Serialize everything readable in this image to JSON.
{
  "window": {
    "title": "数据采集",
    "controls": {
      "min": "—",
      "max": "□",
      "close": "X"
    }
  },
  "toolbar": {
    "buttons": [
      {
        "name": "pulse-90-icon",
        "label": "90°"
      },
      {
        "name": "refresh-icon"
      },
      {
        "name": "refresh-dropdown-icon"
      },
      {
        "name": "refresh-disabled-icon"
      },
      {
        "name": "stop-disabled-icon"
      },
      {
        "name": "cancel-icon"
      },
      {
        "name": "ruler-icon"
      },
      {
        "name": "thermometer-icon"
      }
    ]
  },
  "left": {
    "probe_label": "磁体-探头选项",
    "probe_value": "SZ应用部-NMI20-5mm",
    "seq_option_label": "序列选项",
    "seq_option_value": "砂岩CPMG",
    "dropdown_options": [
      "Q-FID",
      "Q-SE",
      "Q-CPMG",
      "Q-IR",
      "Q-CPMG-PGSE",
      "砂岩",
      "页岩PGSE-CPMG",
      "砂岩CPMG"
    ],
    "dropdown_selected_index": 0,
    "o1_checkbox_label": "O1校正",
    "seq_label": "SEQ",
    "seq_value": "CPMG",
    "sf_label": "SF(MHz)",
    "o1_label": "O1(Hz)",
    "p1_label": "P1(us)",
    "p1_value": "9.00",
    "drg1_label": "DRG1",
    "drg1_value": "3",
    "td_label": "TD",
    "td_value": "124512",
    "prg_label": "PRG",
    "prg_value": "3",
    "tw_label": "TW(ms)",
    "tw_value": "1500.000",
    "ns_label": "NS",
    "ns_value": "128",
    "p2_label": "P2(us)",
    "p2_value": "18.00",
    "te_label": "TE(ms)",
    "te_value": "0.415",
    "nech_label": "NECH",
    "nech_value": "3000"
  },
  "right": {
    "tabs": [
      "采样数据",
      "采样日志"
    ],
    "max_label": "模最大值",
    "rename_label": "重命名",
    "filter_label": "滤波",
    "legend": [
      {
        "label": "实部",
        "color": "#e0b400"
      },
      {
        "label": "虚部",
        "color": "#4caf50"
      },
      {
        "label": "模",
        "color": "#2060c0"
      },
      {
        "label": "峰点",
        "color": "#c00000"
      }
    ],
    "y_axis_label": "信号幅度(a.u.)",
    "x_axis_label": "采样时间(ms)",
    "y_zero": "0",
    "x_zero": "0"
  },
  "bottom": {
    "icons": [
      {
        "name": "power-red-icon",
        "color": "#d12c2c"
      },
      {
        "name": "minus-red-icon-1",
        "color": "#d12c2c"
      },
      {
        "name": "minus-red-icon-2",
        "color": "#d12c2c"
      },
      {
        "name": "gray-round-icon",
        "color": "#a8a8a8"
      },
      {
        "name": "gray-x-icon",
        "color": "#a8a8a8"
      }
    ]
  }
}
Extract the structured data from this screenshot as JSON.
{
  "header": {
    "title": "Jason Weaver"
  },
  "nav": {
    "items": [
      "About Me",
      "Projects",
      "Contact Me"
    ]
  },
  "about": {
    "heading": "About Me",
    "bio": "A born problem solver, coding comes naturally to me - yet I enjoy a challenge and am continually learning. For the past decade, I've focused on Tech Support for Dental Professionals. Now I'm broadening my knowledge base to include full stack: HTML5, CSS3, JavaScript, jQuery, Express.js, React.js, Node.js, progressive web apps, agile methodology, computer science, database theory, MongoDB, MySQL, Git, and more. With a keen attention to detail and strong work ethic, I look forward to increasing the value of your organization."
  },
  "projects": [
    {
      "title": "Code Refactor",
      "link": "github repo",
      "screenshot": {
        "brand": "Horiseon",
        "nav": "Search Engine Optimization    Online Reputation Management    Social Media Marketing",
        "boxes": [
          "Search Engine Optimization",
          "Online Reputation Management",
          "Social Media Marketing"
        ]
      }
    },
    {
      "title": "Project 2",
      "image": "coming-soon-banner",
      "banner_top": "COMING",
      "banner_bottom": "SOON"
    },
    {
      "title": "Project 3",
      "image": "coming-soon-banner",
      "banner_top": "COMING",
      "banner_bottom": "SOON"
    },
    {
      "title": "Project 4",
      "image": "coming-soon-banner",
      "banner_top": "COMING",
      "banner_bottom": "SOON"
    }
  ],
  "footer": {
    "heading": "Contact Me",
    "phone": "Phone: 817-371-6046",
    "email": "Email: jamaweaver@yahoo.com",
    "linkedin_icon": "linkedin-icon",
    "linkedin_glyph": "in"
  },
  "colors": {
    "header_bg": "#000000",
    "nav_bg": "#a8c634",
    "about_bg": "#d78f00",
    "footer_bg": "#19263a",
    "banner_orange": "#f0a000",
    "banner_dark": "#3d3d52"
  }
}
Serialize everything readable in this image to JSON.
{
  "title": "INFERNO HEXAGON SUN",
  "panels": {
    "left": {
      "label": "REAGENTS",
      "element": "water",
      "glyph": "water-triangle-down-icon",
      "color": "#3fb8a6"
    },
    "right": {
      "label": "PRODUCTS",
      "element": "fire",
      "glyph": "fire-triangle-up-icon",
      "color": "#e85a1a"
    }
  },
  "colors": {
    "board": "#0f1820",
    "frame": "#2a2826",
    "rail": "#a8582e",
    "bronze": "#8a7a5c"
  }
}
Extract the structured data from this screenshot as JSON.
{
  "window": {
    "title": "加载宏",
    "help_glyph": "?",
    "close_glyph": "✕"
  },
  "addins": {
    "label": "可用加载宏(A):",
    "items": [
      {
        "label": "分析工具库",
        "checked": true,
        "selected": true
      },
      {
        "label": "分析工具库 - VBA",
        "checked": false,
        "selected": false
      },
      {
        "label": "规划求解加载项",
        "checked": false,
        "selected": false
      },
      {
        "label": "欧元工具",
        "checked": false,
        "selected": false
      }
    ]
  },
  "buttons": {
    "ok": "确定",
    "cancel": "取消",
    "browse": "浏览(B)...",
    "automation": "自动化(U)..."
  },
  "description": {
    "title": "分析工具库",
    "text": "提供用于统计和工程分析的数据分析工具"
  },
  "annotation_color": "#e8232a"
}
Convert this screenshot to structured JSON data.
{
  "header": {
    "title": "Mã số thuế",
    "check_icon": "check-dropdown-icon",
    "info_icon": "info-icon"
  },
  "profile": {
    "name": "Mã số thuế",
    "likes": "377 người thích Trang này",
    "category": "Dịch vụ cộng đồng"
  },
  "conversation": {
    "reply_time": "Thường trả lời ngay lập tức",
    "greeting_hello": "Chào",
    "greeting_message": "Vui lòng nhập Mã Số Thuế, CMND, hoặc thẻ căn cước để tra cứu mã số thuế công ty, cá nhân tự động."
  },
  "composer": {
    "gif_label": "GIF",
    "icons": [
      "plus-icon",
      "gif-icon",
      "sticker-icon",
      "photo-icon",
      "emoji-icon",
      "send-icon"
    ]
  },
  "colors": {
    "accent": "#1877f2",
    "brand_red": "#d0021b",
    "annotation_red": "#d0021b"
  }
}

*****

* **EXERCISE DESCRIPTION**:
Return the whole listing exactly.

* **FINISHED TASK**:
Serialize everything readable in this image to JSON.
{
  "window": {
    "title": "数据采集",
    "controls": {
      "min": "—",
      "max": "□",
      "close": "X"
    }
  },
  "toolbar": {
    "buttons": [
      {
        "name": "pulse-90-icon",
        "label": "90°"
      },
      {
        "name": "refresh-icon"
      },
      {
        "name": "refresh-dropdown-icon"
      },
      {
        "name": "refresh-disabled-icon"
      },
      {
        "name": "stop-disabled-icon"
      },
      {
        "name": "cancel-icon"
      },
      {
        "name": "ruler-icon"
      },
      {
        "name": "thermometer-icon"
      }
    ]
  },
  "left": {
    "probe_label": "磁体-探头选项",
    "probe_value": "SZ应用部-NMI20-5mm",
    "seq_option_label": "序列选项",
    "seq_option_value": "砂岩CPMG",
    "dropdown_options": [
      "Q-FID",
      "Q-SE",
      "Q-CPMG",
      "Q-IR",
      "Q-CPMG-PGSE",
      "砂岩",
      "页岩PGSE-CPMG",
      "砂岩CPMG"
    ],
    "dropdown_selected_index": 0,
    "o1_checkbox_label": "O1校正",
    "seq_label": "SEQ",
    "seq_value": "CPMG",
    "sf_label": "SF(MHz)",
    "o1_label": "O1(Hz)",
    "p1_label": "P1(us)",
    "p1_value": "9.00",
    "drg1_label": "DRG1",
    "drg1_value": "3",
    "td_label": "TD",
    "td_value": "124512",
    "prg_label": "PRG",
    "prg_value": "3",
    "tw_label": "TW(ms)",
    "tw_value": "1500.000",
    "ns_label": "NS",
    "ns_value": "128",
    "p2_label": "P2(us)",
    "p2_value": "18.00",
    "te_label": "TE(ms)",
    "te_value": "0.415",
    "nech_label": "NECH",
    "nech_value": "3000"
  },
  "right": {
    "tabs": [
      "采样数据",
      "采样日志"
    ],
    "max_label": "模最大值",
    "rename_label": "重命名",
    "filter_label": "滤波",
    "legend": [
      {
        "label": "实部",
        "color": "#e0b400"
      },
      {
        "label": "虚部",
        "color": "#4caf50"
      },
      {
        "label": "模",
        "color": "#2060c0"
      },
      {
        "label": "峰点",
        "color": "#c00000"
      }
    ],
    "y_axis_label": "信号幅度(a.u.)",
    "x_axis_label": "采样时间(ms)",
    "y_zero": "0",
    "x_zero": "0"
  },
  "bottom": {
    "icons": [
      {
        "name": "power-red-icon",
        "color": "#d12c2c"
      },
      {
        "name": "minus-red-icon-1",
        "color": "#d12c2c"
      },
      {
        "name": "minus-red-icon-2",
        "color": "#d12c2c"
      },
      {
        "name": "gray-round-icon",
        "color": "#a8a8a8"
      },
      {
        "name": "gray-x-icon",
        "color": "#a8a8a8"
      }
    ]
  }
}
Extract the structured data from this screenshot as JSON.
{
  "header": {
    "title": "Jason Weaver"
  },
  "nav": {
    "items": [
      "About Me",
      "Projects",
      "Contact Me"
    ]
  },
  "about": {
    "heading": "About Me",
    "bio": "A born problem solver, coding comes naturally to me - yet I enjoy a challenge and am continually learning. For the past decade, I've focused on Tech Support for Dental Professionals. Now I'm broadening my knowledge base to include full stack: HTML5, CSS3, JavaScript, jQuery, Express.js, React.js, Node.js, progressive web apps, agile methodology, computer science, database theory, MongoDB, MySQL, Git, and more. With a keen attention to detail and strong work ethic, I look forward to increasing the value of your organization."
  },
  "projects": [
    {
      "title": "Code Refactor",
      "link": "github repo",
      "screenshot": {
        "brand": "Horiseon",
        "nav": "Search Engine Optimization    Online Reputation Management    Social Media Marketing",
        "boxes": [
          "Search Engine Optimization",
          "Online Reputation Management",
          "Social Media Marketing"
        ]
      }
    },
    {
      "title": "Project 2",
      "image": "coming-soon-banner",
      "banner_top": "COMING",
      "banner_bottom": "SOON"
    },
    {
      "title": "Project 3",
      "image": "coming-soon-banner",
      "banner_top": "COMING",
      "banner_bottom": "SOON"
    },
    {
      "title": "Project 4",
      "image": "coming-soon-banner",
      "banner_top": "COMING",
      "banner_bottom": "SOON"
    }
  ],
  "footer": {
    "heading": "Contact Me",
    "phone": "Phone: 817-371-6046",
    "email": "Email: jamaweaver@yahoo.com",
    "linkedin_icon": "linkedin-icon",
    "linkedin_glyph": "in"
  },
  "colors": {
    "header_bg": "#000000",
    "nav_bg": "#a8c634",
    "about_bg": "#d78f00",
    "footer_bg": "#19263a",
    "banner_orange": "#f0a000",
    "banner_dark": "#3d3d52"
  }
}
Serialize everything readable in this image to JSON.
{
  "title": "INFERNO HEXAGON SUN",
  "panels": {
    "left": {
      "label": "REAGENTS",
      "element": "water",
      "glyph": "water-triangle-down-icon",
      "color": "#3fb8a6"
    },
    "right": {
      "label": "PRODUCTS",
      "element": "fire",
      "glyph": "fire-triangle-up-icon",
      "color": "#e85a1a"
    }
  },
  "colors": {
    "board": "#0f1820",
    "frame": "#2a2826",
    "rail": "#a8582e",
    "bronze": "#8a7a5c"
  }
}
Extract the structured data from this screenshot as JSON.
{
  "window": {
    "title": "加载宏",
    "help_glyph": "?",
    "close_glyph": "✕"
  },
  "addins": {
    "label": "可用加载宏(A):",
    "items": [
      {
        "label": "分析工具库",
        "checked": true,
        "selected": true
      },
      {
        "label": "分析工具库 - VBA",
        "checked": false,
        "selected": false
      },
      {
        "label": "规划求解加载项",
        "checked": false,
        "selected": false
      },
      {
        "label": "欧元工具",
        "checked": false,
        "selected": false
      }
    ]
  },
  "buttons": {
    "ok": "确定",
    "cancel": "取消",
    "browse": "浏览(B)...",
    "automation": "自动化(U)..."
  },
  "description": {
    "title": "分析工具库",
    "text": "提供用于统计和工程分析的数据分析工具"
  },
  "annotation_color": "#e8232a"
}
Convert this screenshot to structured JSON data.
{
  "header": {
    "title": "Mã số thuế",
    "check_icon": "check-dropdown-icon",
    "info_icon": "info-icon"
  },
  "profile": {
    "name": "Mã số thuế",
    "likes": "377 người thích Trang này",
    "category": "Dịch vụ cộng đồng"
  },
  "conversation": {
    "reply_time": "Thường trả lời ngay lập tức",
    "greeting_hello": "Chào",
    "greeting_message": "Vui lòng nhập Mã Số Thuế, CMND, hoặc thẻ căn cước để tra cứu mã số thuế công ty, cá nhân tự động."
  },
  "composer": {
    "gif_label": "GIF",
    "icons": [
      "plus-icon",
      "gif-icon",
      "sticker-icon",
      "photo-icon",
      "emoji-icon",
      "send-icon"
    ]
  },
  "colors": {
    "accent": "#1877f2",
    "brand_red": "#d0021b",
    "annotation_red": "#d0021b"
  }
}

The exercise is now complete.